• [Task brief]: Locate all lines in the data below that hold "icon" and show them.

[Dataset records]

[START]

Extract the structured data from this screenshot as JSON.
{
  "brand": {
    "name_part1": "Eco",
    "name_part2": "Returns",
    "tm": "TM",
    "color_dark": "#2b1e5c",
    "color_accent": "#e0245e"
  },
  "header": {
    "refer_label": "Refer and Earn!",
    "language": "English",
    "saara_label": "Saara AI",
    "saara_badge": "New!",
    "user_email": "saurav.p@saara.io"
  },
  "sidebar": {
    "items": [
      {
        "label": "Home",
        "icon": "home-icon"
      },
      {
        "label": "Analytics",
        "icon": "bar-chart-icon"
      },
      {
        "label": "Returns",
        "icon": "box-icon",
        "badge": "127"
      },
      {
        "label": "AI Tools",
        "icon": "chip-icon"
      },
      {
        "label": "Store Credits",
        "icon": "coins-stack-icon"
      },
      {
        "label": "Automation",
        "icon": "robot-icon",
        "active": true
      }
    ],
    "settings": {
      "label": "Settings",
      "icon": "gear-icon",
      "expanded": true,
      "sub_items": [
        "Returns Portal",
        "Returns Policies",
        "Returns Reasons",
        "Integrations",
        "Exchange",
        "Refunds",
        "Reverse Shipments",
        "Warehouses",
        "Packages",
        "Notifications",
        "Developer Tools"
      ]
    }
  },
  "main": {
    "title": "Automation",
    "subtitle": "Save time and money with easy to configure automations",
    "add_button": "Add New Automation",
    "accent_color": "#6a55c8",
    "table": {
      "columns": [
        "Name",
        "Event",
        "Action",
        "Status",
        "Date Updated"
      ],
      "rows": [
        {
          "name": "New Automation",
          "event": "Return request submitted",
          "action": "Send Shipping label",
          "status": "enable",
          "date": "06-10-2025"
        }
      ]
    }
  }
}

[END]

• [Task solution]:
        "icon": "home-icon"
        "icon": "bar-chart-icon"
        "icon": "box-icon",
        "icon": "chip-icon"
        "icon": "coins-stack-icon"
        "icon": "robot-icon",
      "icon": "gear-icon",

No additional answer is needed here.